--- Data supplied ---
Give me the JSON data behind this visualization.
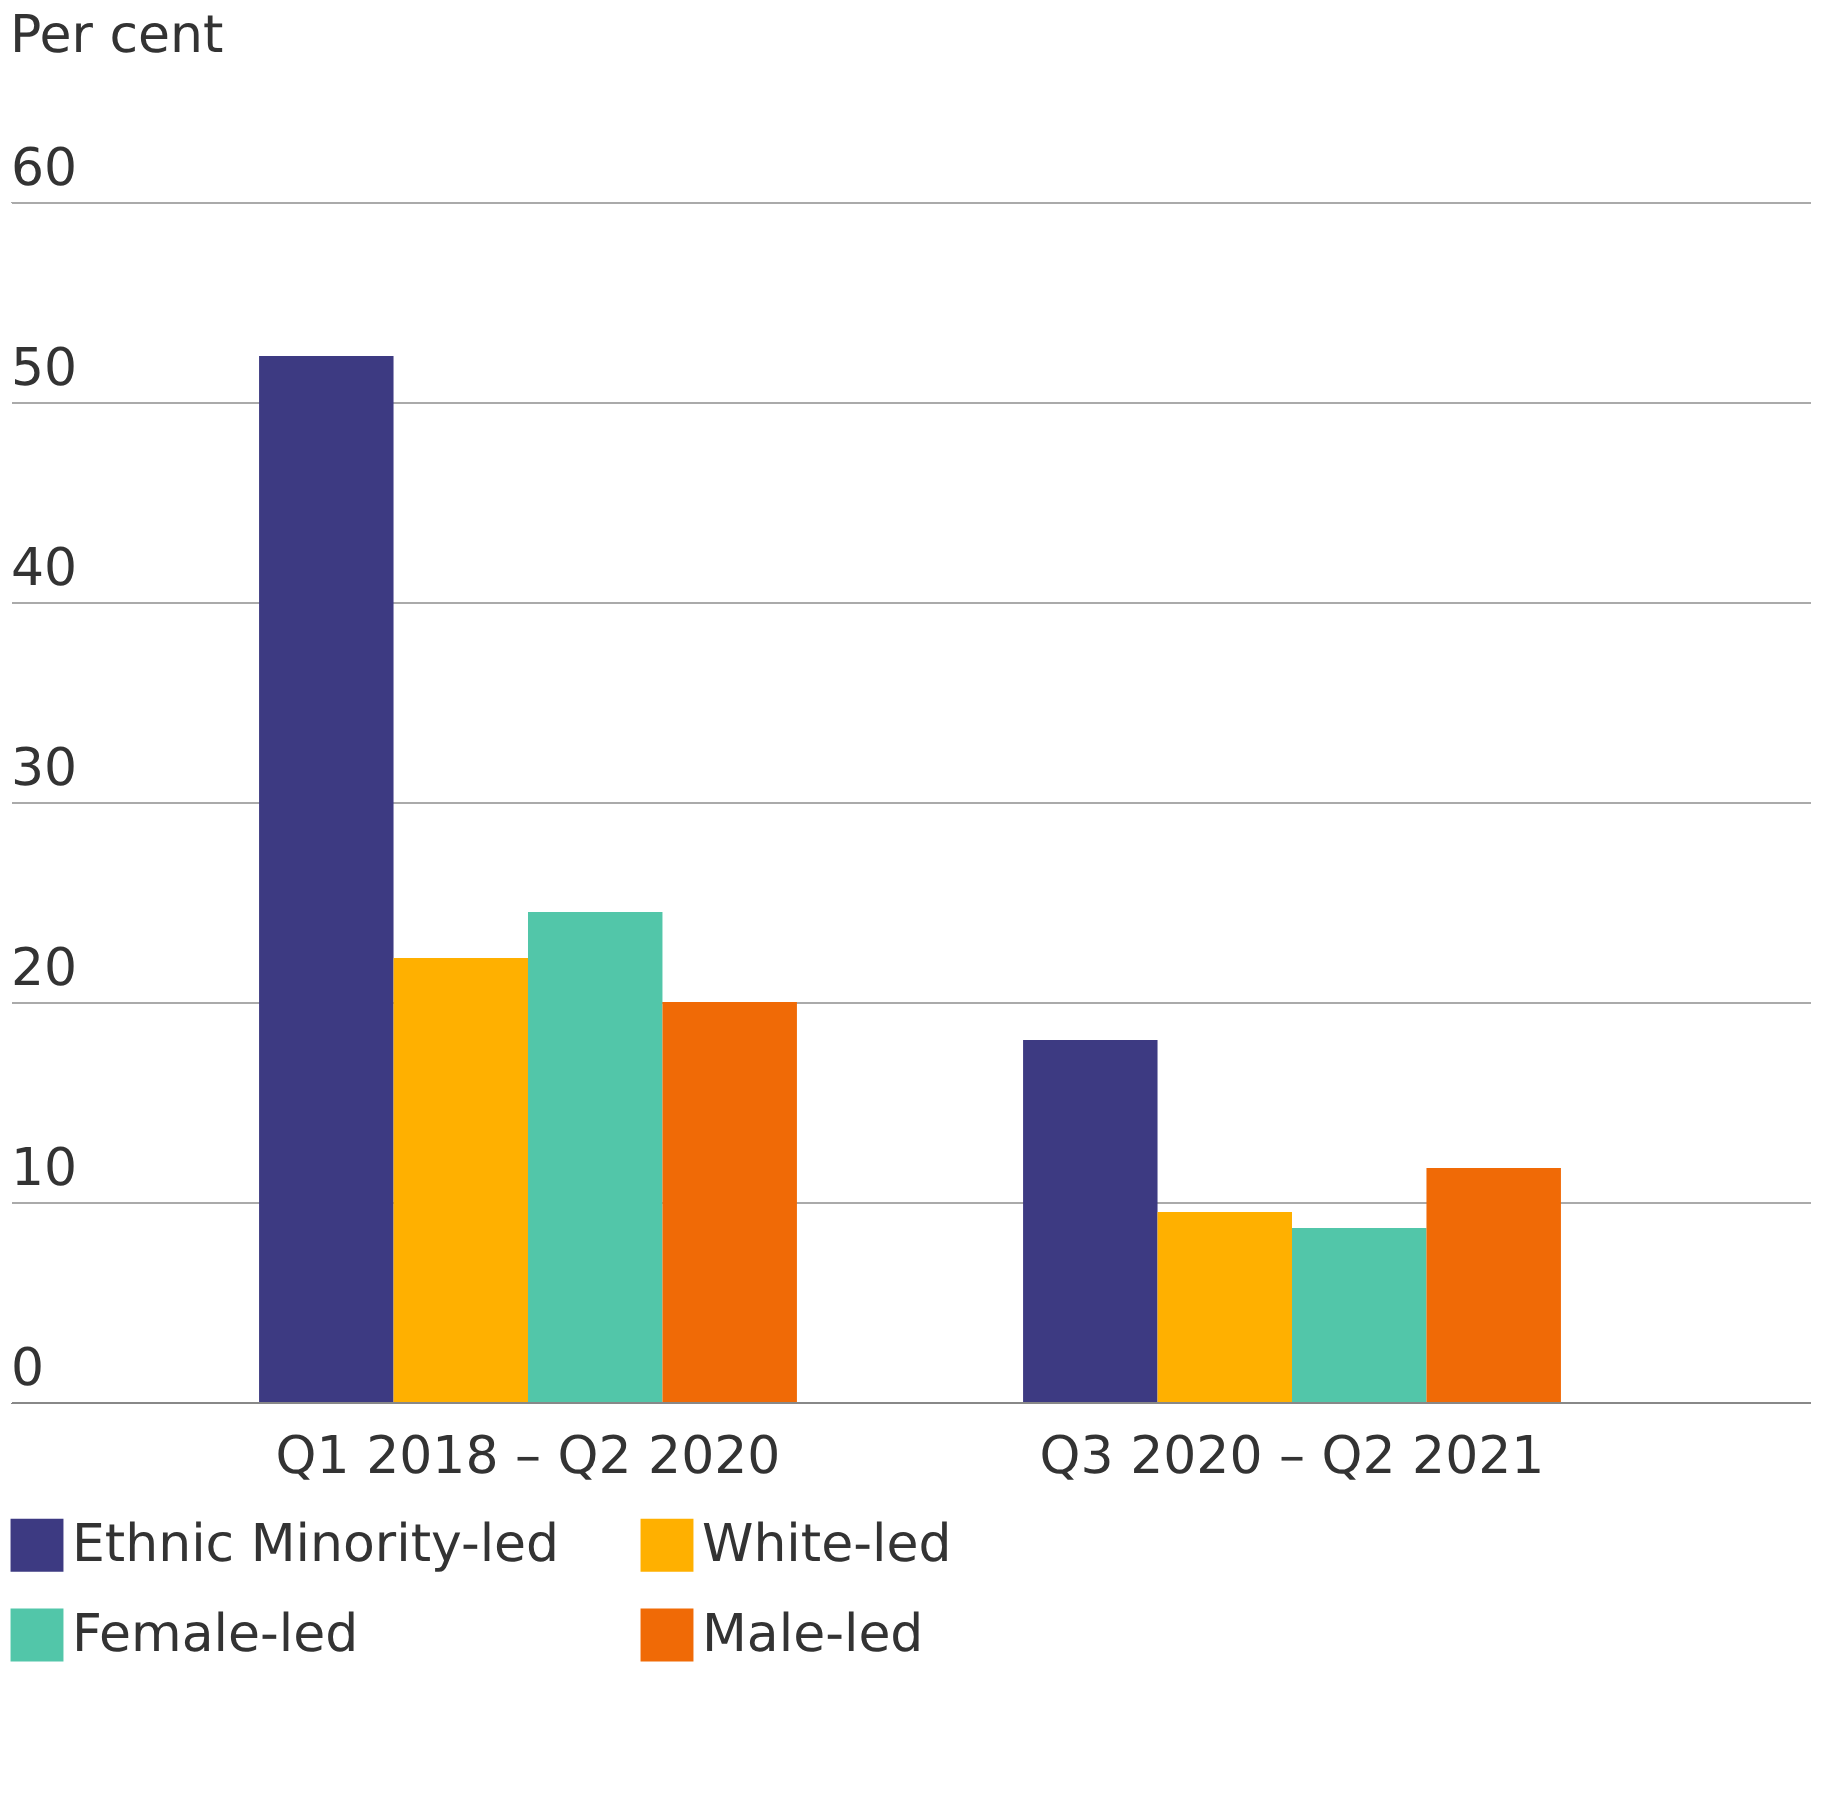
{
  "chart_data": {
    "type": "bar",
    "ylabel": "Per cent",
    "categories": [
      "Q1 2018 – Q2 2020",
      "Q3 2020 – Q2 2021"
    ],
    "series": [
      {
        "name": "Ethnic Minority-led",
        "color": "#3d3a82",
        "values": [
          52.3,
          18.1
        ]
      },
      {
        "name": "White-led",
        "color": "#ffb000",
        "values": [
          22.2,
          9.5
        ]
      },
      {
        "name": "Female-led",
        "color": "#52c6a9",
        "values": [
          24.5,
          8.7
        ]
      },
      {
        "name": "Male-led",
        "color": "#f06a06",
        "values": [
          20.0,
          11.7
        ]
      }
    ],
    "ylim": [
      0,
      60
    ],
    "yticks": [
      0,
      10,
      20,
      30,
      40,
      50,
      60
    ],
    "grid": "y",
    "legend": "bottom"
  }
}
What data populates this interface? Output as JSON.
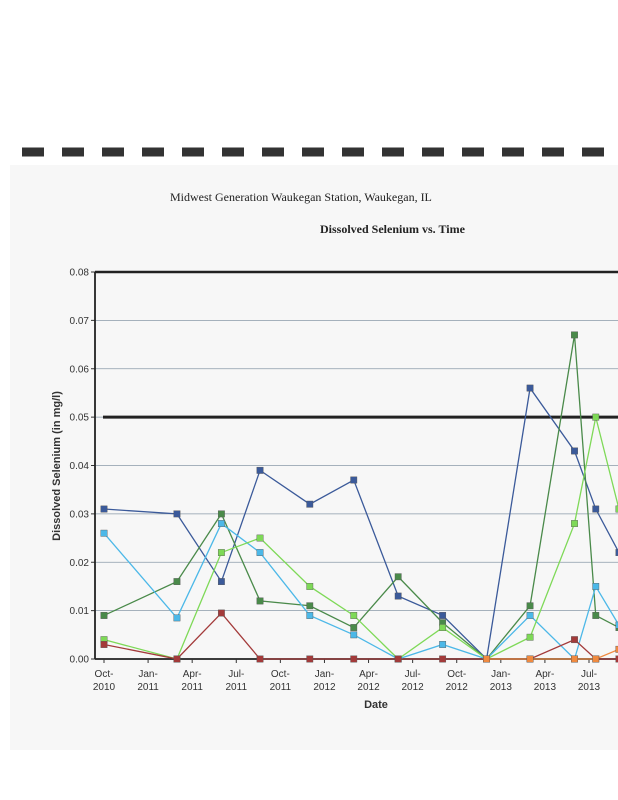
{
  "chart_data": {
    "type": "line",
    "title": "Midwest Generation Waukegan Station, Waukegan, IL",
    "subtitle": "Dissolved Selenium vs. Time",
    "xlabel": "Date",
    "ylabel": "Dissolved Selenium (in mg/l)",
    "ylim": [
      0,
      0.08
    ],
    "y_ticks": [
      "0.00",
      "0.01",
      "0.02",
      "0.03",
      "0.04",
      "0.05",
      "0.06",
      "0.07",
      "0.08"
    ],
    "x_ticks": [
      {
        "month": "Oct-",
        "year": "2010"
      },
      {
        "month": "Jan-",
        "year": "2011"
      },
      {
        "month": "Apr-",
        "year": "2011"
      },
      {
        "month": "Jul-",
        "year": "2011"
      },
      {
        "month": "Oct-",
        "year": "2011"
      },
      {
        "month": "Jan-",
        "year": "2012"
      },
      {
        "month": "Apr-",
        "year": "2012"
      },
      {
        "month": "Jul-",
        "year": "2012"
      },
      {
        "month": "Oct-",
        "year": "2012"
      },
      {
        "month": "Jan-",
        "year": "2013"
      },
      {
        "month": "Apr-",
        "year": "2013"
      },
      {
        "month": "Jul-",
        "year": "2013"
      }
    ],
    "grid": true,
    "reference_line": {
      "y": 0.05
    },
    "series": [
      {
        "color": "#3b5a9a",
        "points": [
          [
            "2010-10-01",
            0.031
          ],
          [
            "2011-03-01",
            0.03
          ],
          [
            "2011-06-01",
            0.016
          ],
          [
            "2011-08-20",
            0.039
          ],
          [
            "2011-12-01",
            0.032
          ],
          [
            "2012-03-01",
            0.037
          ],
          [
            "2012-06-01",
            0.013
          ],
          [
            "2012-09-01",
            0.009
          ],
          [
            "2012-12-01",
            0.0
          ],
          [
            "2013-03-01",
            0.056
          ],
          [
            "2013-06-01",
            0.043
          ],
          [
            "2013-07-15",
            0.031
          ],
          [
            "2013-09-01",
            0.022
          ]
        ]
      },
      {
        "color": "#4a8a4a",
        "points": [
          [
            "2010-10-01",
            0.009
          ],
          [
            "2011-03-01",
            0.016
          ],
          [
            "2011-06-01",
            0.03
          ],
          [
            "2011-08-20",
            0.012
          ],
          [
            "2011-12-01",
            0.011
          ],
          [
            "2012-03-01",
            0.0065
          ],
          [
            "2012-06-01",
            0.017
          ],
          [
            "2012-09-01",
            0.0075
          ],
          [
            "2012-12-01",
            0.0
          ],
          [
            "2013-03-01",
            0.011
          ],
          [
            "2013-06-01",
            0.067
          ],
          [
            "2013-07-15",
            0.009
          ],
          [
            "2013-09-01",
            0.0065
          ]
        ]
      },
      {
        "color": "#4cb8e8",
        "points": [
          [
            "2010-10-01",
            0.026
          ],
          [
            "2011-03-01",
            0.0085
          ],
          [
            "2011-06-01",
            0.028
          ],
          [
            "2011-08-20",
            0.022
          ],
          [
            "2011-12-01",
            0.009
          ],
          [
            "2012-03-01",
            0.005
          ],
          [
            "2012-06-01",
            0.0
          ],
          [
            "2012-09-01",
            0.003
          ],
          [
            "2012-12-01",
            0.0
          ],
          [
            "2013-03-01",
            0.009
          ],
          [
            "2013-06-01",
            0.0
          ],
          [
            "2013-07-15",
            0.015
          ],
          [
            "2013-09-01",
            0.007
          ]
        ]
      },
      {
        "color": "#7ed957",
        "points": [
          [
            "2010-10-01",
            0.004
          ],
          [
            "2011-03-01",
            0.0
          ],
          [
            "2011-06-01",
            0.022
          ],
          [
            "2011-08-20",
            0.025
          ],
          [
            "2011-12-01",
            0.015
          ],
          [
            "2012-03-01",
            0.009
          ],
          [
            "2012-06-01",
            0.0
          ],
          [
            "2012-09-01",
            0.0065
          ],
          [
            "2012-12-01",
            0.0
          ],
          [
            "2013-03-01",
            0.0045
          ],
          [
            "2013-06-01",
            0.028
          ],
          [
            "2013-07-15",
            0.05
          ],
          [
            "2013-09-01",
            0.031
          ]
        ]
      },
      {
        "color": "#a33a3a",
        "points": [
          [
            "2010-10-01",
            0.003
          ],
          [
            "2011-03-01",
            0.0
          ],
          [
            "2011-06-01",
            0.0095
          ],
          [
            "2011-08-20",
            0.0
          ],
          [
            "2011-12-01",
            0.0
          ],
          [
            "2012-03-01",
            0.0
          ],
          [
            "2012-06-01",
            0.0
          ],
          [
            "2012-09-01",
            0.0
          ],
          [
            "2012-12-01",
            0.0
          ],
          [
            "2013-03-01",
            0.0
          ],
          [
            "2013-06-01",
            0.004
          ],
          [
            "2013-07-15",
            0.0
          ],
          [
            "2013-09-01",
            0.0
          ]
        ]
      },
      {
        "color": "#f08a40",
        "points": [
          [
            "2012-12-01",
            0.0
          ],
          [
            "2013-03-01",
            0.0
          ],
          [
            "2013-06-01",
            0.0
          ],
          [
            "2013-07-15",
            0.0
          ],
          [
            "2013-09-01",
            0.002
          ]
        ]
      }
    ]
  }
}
---
» What is expected: Without including the pictures, reproduce all entries exactly.

» The answer:
Give me the JSON data behind this visualization.
{
  "chart_data": {
    "type": "bar",
    "ylabel": "Per cent",
    "categories": [
      "Q1 2018 – Q2 2020",
      "Q3 2020 – Q2 2021"
    ],
    "series": [
      {
        "name": "Ethnic Minority-led",
        "color": "#3d3a82",
        "values": [
          52.3,
          18.1
        ]
      },
      {
        "name": "White-led",
        "color": "#ffb000",
        "values": [
          22.2,
          9.5
        ]
      },
      {
        "name": "Female-led",
        "color": "#52c6a9",
        "values": [
          24.5,
          8.7
        ]
      },
      {
        "name": "Male-led",
        "color": "#f06a06",
        "values": [
          20.0,
          11.7
        ]
      }
    ],
    "ylim": [
      0,
      60
    ],
    "yticks": [
      0,
      10,
      20,
      30,
      40,
      50,
      60
    ],
    "grid": "y",
    "legend": "bottom"
  }
}
What data populates this interface? Output as JSON.
{
  "chart_data": {
    "type": "line",
    "title": "Midwest Generation Waukegan Station, Waukegan, IL",
    "subtitle": "Dissolved Selenium vs. Time",
    "xlabel": "Date",
    "ylabel": "Dissolved Selenium (in mg/l)",
    "ylim": [
      0,
      0.08
    ],
    "y_ticks": [
      "0.00",
      "0.01",
      "0.02",
      "0.03",
      "0.04",
      "0.05",
      "0.06",
      "0.07",
      "0.08"
    ],
    "x_ticks": [
      {
        "month": "Oct-",
        "year": "2010"
      },
      {
        "month": "Jan-",
        "year": "2011"
      },
      {
        "month": "Apr-",
        "year": "2011"
      },
      {
        "month": "Jul-",
        "year": "2011"
      },
      {
        "month": "Oct-",
        "year": "2011"
      },
      {
        "month": "Jan-",
        "year": "2012"
      },
      {
        "month": "Apr-",
        "year": "2012"
      },
      {
        "month": "Jul-",
        "year": "2012"
      },
      {
        "month": "Oct-",
        "year": "2012"
      },
      {
        "month": "Jan-",
        "year": "2013"
      },
      {
        "month": "Apr-",
        "year": "2013"
      },
      {
        "month": "Jul-",
        "year": "2013"
      }
    ],
    "grid": true,
    "reference_line": {
      "y": 0.05
    },
    "series": [
      {
        "color": "#3b5a9a",
        "points": [
          [
            "2010-10-01",
            0.031
          ],
          [
            "2011-03-01",
            0.03
          ],
          [
            "2011-06-01",
            0.016
          ],
          [
            "2011-08-20",
            0.039
          ],
          [
            "2011-12-01",
            0.032
          ],
          [
            "2012-03-01",
            0.037
          ],
          [
            "2012-06-01",
            0.013
          ],
          [
            "2012-09-01",
            0.009
          ],
          [
            "2012-12-01",
            0.0
          ],
          [
            "2013-03-01",
            0.056
          ],
          [
            "2013-06-01",
            0.043
          ],
          [
            "2013-07-15",
            0.031
          ],
          [
            "2013-09-01",
            0.022
          ]
        ]
      },
      {
        "color": "#4a8a4a",
        "points": [
          [
            "2010-10-01",
            0.009
          ],
          [
            "2011-03-01",
            0.016
          ],
          [
            "2011-06-01",
            0.03
          ],
          [
            "2011-08-20",
            0.012
          ],
          [
            "2011-12-01",
            0.011
          ],
          [
            "2012-03-01",
            0.0065
          ],
          [
            "2012-06-01",
            0.017
          ],
          [
            "2012-09-01",
            0.0075
          ],
          [
            "2012-12-01",
            0.0
          ],
          [
            "2013-03-01",
            0.011
          ],
          [
            "2013-06-01",
            0.067
          ],
          [
            "2013-07-15",
            0.009
          ],
          [
            "2013-09-01",
            0.0065
          ]
        ]
      },
      {
        "color": "#4cb8e8",
        "points": [
          [
            "2010-10-01",
            0.026
          ],
          [
            "2011-03-01",
            0.0085
          ],
          [
            "2011-06-01",
            0.028
          ],
          [
            "2011-08-20",
            0.022
          ],
          [
            "2011-12-01",
            0.009
          ],
          [
            "2012-03-01",
            0.005
          ],
          [
            "2012-06-01",
            0.0
          ],
          [
            "2012-09-01",
            0.003
          ],
          [
            "2012-12-01",
            0.0
          ],
          [
            "2013-03-01",
            0.009
          ],
          [
            "2013-06-01",
            0.0
          ],
          [
            "2013-07-15",
            0.015
          ],
          [
            "2013-09-01",
            0.007
          ]
        ]
      },
      {
        "color": "#7ed957",
        "points": [
          [
            "2010-10-01",
            0.004
          ],
          [
            "2011-03-01",
            0.0
          ],
          [
            "2011-06-01",
            0.022
          ],
          [
            "2011-08-20",
            0.025
          ],
          [
            "2011-12-01",
            0.015
          ],
          [
            "2012-03-01",
            0.009
          ],
          [
            "2012-06-01",
            0.0
          ],
          [
            "2012-09-01",
            0.0065
          ],
          [
            "2012-12-01",
            0.0
          ],
          [
            "2013-03-01",
            0.0045
          ],
          [
            "2013-06-01",
            0.028
          ],
          [
            "2013-07-15",
            0.05
          ],
          [
            "2013-09-01",
            0.031
          ]
        ]
      },
      {
        "color": "#a33a3a",
        "points": [
          [
            "2010-10-01",
            0.003
          ],
          [
            "2011-03-01",
            0.0
          ],
          [
            "2011-06-01",
            0.0095
          ],
          [
            "2011-08-20",
            0.0
          ],
          [
            "2011-12-01",
            0.0
          ],
          [
            "2012-03-01",
            0.0
          ],
          [
            "2012-06-01",
            0.0
          ],
          [
            "2012-09-01",
            0.0
          ],
          [
            "2012-12-01",
            0.0
          ],
          [
            "2013-03-01",
            0.0
          ],
          [
            "2013-06-01",
            0.004
          ],
          [
            "2013-07-15",
            0.0
          ],
          [
            "2013-09-01",
            0.0
          ]
        ]
      },
      {
        "color": "#f08a40",
        "points": [
          [
            "2012-12-01",
            0.0
          ],
          [
            "2013-03-01",
            0.0
          ],
          [
            "2013-06-01",
            0.0
          ],
          [
            "2013-07-15",
            0.0
          ],
          [
            "2013-09-01",
            0.002
          ]
        ]
      }
    ]
  }
}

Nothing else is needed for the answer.